Exercise passage START

At the moment the biggest trouble I have with that is how to handle dependencies. Either we compile it ourselves or we use some precompiled binaries.
I'm not sure what's the usual way to include SDL in a cross platform project.
I don't know if my contribution is useful or not, but here I found (and am following) some excellent SDL3 tutorials:
https://lazyfoo.net/tutorials/SDL3/index.php

I'm not sure if it explains the audio in depth yet (I think it does), but it might be helpful.
 
FWIW, the license on the irrKlang GitHub page hasn't changed, and still says (emphasis added):



So, as I read that, it still is within the terms of the license to rehost (redistribute) irrKlang.dll, irrKlang.so and libirrklang.dylib. (And in fact, legally speaking, the original files and binaries retain their original licenses terms indefinitely -- only newer versions of the software could potentially have more restrictive license terms, if the author wishes. But the author cannot retroactively restrict the license terms for existing binaries and files that were previously released under their original license terms). XRSound uses irrKlang.dll on Windows, and it doesn't require anything from the Pro version of irrKlang. That paid archive includes, among other things, the static version of the irrKlang code that can run without irrKlang.dll. But XRSound only uses the free version of irrKlang, which requires irrKlang.dll.

Exercise passage END
Entries supplied START

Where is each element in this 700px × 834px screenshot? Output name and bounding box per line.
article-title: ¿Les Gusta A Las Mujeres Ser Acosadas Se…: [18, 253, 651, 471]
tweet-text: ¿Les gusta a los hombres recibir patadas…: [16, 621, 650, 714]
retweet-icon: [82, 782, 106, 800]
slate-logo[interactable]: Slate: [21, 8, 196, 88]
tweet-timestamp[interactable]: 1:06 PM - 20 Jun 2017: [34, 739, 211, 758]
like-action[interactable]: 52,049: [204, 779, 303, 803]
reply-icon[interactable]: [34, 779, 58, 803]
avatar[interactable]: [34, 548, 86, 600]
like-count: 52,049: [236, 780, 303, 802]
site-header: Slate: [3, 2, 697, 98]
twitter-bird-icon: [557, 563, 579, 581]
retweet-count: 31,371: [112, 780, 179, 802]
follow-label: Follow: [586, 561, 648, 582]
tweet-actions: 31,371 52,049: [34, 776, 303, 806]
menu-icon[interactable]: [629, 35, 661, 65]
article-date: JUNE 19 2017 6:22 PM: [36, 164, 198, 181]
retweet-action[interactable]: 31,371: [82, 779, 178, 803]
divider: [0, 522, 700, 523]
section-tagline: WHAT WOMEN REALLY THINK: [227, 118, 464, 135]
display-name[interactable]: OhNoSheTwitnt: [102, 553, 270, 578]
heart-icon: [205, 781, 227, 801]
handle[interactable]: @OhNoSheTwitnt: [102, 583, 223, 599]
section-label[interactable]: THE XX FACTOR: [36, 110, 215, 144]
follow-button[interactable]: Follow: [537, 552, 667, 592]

Entries supplied END

# [Prompt A]
In the forum excerpt, which irrKlang file does XRSound use on Windows?
# [Prompt B]
Copy word for word the part of the forum excerpt that opens with the words containing "I don't know" and closes with "might be helpful.".

# [Exercise solution A]
irrKlang.dll

# [Exercise solution B]
I don't know if my contribution is useful or not, but here I found (and am following) some excellent SDL3 tutorials:
https://lazyfoo.net/tutorials/SDL3/index.php

I'm not sure if it explains the audio in depth yet (I think it does), but it might be helpful.